== Records supplied ==

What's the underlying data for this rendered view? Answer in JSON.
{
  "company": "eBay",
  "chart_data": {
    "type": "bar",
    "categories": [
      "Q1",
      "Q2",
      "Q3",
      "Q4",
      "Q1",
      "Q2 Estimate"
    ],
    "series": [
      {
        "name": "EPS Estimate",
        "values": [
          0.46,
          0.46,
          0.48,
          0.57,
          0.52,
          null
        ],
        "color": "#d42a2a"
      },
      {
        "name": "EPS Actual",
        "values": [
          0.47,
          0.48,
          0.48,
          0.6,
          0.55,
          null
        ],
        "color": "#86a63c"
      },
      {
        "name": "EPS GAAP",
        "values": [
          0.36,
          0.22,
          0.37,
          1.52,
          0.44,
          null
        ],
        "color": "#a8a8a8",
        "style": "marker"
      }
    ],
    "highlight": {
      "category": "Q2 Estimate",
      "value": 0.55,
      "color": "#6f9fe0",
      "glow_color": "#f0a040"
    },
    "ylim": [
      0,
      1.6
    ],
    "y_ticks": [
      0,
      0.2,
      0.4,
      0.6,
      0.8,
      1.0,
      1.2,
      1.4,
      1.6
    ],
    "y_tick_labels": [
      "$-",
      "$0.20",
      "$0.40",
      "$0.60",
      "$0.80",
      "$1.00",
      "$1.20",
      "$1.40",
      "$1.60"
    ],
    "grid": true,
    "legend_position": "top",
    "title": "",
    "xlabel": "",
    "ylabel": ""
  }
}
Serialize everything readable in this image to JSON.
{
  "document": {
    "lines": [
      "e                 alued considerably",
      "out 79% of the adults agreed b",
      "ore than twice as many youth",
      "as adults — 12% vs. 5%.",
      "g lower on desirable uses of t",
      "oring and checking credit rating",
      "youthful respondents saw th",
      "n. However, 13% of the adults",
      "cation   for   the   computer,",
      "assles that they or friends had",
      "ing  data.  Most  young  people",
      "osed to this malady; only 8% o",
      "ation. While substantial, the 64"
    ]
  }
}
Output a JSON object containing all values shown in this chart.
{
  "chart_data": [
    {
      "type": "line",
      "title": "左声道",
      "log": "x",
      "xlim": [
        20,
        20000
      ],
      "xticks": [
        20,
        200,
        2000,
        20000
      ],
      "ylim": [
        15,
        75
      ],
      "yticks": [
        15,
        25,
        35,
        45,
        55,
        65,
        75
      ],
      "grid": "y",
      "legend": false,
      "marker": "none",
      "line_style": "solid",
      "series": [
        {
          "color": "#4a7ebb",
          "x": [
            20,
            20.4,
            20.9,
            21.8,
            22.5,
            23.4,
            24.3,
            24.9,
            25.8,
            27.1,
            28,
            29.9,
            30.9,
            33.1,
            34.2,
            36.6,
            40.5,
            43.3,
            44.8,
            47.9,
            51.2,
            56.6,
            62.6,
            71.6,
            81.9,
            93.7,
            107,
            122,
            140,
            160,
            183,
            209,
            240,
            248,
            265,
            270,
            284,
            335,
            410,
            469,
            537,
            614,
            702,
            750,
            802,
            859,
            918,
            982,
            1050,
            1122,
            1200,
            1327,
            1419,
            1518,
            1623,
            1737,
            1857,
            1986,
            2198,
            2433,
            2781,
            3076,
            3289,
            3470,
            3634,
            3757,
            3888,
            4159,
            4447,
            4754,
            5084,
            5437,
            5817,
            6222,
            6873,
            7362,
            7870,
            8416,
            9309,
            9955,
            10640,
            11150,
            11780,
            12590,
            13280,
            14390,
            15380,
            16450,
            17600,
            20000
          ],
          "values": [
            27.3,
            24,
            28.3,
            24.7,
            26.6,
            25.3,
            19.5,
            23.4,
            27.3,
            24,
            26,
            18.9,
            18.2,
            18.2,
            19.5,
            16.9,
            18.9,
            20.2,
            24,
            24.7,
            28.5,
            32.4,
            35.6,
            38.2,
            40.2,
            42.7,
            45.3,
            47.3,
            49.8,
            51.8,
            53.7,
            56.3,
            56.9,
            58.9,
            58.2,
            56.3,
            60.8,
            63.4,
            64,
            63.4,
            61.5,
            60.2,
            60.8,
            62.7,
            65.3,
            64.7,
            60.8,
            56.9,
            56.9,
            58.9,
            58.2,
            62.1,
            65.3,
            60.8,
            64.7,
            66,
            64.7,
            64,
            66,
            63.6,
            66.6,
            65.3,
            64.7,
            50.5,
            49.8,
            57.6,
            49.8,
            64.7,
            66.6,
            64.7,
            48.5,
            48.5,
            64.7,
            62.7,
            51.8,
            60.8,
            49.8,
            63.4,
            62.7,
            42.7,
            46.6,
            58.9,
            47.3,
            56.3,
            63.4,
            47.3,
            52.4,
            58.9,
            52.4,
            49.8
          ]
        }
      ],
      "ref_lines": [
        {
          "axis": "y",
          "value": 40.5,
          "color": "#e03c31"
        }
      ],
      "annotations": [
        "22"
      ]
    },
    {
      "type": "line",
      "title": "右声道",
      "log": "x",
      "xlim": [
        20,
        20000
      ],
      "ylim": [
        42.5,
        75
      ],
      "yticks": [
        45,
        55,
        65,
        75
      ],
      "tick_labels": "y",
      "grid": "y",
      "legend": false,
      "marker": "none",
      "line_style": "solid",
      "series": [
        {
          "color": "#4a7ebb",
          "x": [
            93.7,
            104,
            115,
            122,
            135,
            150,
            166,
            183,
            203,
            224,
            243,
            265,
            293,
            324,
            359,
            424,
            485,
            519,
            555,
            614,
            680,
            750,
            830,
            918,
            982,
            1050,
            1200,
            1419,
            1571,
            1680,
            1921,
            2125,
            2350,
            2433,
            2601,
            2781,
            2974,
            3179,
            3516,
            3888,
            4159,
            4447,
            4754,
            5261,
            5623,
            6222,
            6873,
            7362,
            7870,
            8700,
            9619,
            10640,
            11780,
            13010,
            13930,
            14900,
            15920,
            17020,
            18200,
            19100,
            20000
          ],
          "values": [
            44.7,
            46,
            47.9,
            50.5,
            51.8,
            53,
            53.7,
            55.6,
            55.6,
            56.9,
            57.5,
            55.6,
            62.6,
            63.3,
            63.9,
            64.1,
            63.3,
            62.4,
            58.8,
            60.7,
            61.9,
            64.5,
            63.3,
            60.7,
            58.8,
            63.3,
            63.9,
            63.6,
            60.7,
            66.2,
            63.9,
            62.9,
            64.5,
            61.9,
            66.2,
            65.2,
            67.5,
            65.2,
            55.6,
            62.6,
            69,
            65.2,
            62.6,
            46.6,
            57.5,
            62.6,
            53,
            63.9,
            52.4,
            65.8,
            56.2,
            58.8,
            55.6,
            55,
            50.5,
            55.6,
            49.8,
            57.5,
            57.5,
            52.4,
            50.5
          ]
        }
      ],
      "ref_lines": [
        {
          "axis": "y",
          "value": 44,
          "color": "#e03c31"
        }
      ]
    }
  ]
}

===

The records above should all be quoted exactly, please.

* [The reply]
What's the underlying data for this rendered view? Answer in JSON.
{
  "company": "eBay",
  "chart_data": {
    "type": "bar",
    "categories": [
      "Q1",
      "Q2",
      "Q3",
      "Q4",
      "Q1",
      "Q2 Estimate"
    ],
    "series": [
      {
        "name": "EPS Estimate",
        "values": [
          0.46,
          0.46,
          0.48,
          0.57,
          0.52,
          null
        ],
        "color": "#d42a2a"
      },
      {
        "name": "EPS Actual",
        "values": [
          0.47,
          0.48,
          0.48,
          0.6,
          0.55,
          null
        ],
        "color": "#86a63c"
      },
      {
        "name": "EPS GAAP",
        "values": [
          0.36,
          0.22,
          0.37,
          1.52,
          0.44,
          null
        ],
        "color": "#a8a8a8",
        "style": "marker"
      }
    ],
    "highlight": {
      "category": "Q2 Estimate",
      "value": 0.55,
      "color": "#6f9fe0",
      "glow_color": "#f0a040"
    },
    "ylim": [
      0,
      1.6
    ],
    "y_ticks": [
      0,
      0.2,
      0.4,
      0.6,
      0.8,
      1.0,
      1.2,
      1.4,
      1.6
    ],
    "y_tick_labels": [
      "$-",
      "$0.20",
      "$0.40",
      "$0.60",
      "$0.80",
      "$1.00",
      "$1.20",
      "$1.40",
      "$1.60"
    ],
    "grid": true,
    "legend_position": "top",
    "title": "",
    "xlabel": "",
    "ylabel": ""
  }
}
Serialize everything readable in this image to JSON.
{
  "document": {
    "lines": [
      "e                 alued considerably",
      "out 79% of the adults agreed b",
      "ore than twice as many youth",
      "as adults — 12% vs. 5%.",
      "g lower on desirable uses of t",
      "oring and checking credit rating",
      "youthful respondents saw th",
      "n. However, 13% of the adults",
      "cation   for   the   computer,",
      "assles that they or friends had",
      "ing  data.  Most  young  people",
      "osed to this malady; only 8% o",
      "ation. While substantial, the 64"
    ]
  }
}
Output a JSON object containing all values shown in this chart.
{
  "chart_data": [
    {
      "type": "line",
      "title": "左声道",
      "log": "x",
      "xlim": [
        20,
        20000
      ],
      "xticks": [
        20,
        200,
        2000,
        20000
      ],
      "ylim": [
        15,
        75
      ],
      "yticks": [
        15,
        25,
        35,
        45,
        55,
        65,
        75
      ],
      "grid": "y",
      "legend": false,
      "marker": "none",
      "line_style": "solid",
      "series": [
        {
          "color": "#4a7ebb",
          "x": [
            20,
            20.4,
            20.9,
            21.8,
            22.5,
            23.4,
            24.3,
            24.9,
            25.8,
            27.1,
            28,
            29.9,
            30.9,
            33.1,
            34.2,
            36.6,
            40.5,
            43.3,
            44.8,
            47.9,
            51.2,
            56.6,
            62.6,
            71.6,
            81.9,
            93.7,
            107,
            122,
            140,
            160,
            183,
            209,
            240,
            248,
            265,
            270,
            284,
            335,
            410,
            469,
            537,
            614,
            702,
            750,
            802,
            859,
            918,
            982,
            1050,
            1122,
            1200,
            1327,
            1419,
            1518,
            1623,
            1737,
            1857,
            1986,
            2198,
            2433,
            2781,
            3076,
            3289,
            3470,
            3634,
            3757,
            3888,
            4159,
            4447,
            4754,
            5084,
            5437,
            5817,
            6222,
            6873,
            7362,
            7870,
            8416,
            9309,
            9955,
            10640,
            11150,
            11780,
            12590,
            13280,
            14390,
            15380,
            16450,
            17600,
            20000
          ],
          "values": [
            27.3,
            24,
            28.3,
            24.7,
            26.6,
            25.3,
            19.5,
            23.4,
            27.3,
            24,
            26,
            18.9,
            18.2,
            18.2,
            19.5,
            16.9,
            18.9,
            20.2,
            24,
            24.7,
            28.5,
            32.4,
            35.6,
            38.2,
            40.2,
            42.7,
            45.3,
            47.3,
            49.8,
            51.8,
            53.7,
            56.3,
            56.9,
            58.9,
            58.2,
            56.3,
            60.8,
            63.4,
            64,
            63.4,
            61.5,
            60.2,
            60.8,
            62.7,
            65.3,
            64.7,
            60.8,
            56.9,
            56.9,
            58.9,
            58.2,
            62.1,
            65.3,
            60.8,
            64.7,
            66,
            64.7,
            64,
            66,
            63.6,
            66.6,
            65.3,
            64.7,
            50.5,
            49.8,
            57.6,
            49.8,
            64.7,
            66.6,
            64.7,
            48.5,
            48.5,
            64.7,
            62.7,
            51.8,
            60.8,
            49.8,
            63.4,
            62.7,
            42.7,
            46.6,
            58.9,
            47.3,
            56.3,
            63.4,
            47.3,
            52.4,
            58.9,
            52.4,
            49.8
          ]
        }
      ],
      "ref_lines": [
        {
          "axis": "y",
          "value": 40.5,
          "color": "#e03c31"
        }
      ],
      "annotations": [
        "22"
      ]
    },
    {
      "type": "line",
      "title": "右声道",
      "log": "x",
      "xlim": [
        20,
        20000
      ],
      "ylim": [
        42.5,
        75
      ],
      "yticks": [
        45,
        55,
        65,
        75
      ],
      "tick_labels": "y",
      "grid": "y",
      "legend": false,
      "marker": "none",
      "line_style": "solid",
      "series": [
        {
          "color": "#4a7ebb",
          "x": [
            93.7,
            104,
            115,
            122,
            135,
            150,
            166,
            183,
            203,
            224,
            243,
            265,
            293,
            324,
            359,
            424,
            485,
            519,
            555,
            614,
            680,
            750,
            830,
            918,
            982,
            1050,
            1200,
            1419,
            1571,
            1680,
            1921,
            2125,
            2350,
            2433,
            2601,
            2781,
            2974,
            3179,
            3516,
            3888,
            4159,
            4447,
            4754,
            5261,
            5623,
            6222,
            6873,
            7362,
            7870,
            8700,
            9619,
            10640,
            11780,
            13010,
            13930,
            14900,
            15920,
            17020,
            18200,
            19100,
            20000
          ],
          "values": [
            44.7,
            46,
            47.9,
            50.5,
            51.8,
            53,
            53.7,
            55.6,
            55.6,
            56.9,
            57.5,
            55.6,
            62.6,
            63.3,
            63.9,
            64.1,
            63.3,
            62.4,
            58.8,
            60.7,
            61.9,
            64.5,
            63.3,
            60.7,
            58.8,
            63.3,
            63.9,
            63.6,
            60.7,
            66.2,
            63.9,
            62.9,
            64.5,
            61.9,
            66.2,
            65.2,
            67.5,
            65.2,
            55.6,
            62.6,
            69,
            65.2,
            62.6,
            46.6,
            57.5,
            62.6,
            53,
            63.9,
            52.4,
            65.8,
            56.2,
            58.8,
            55.6,
            55,
            50.5,
            55.6,
            49.8,
            57.5,
            57.5,
            52.4,
            50.5
          ]
        }
      ],
      "ref_lines": [
        {
          "axis": "y",
          "value": 44,
          "color": "#e03c31"
        }
      ]
    }
  ]
}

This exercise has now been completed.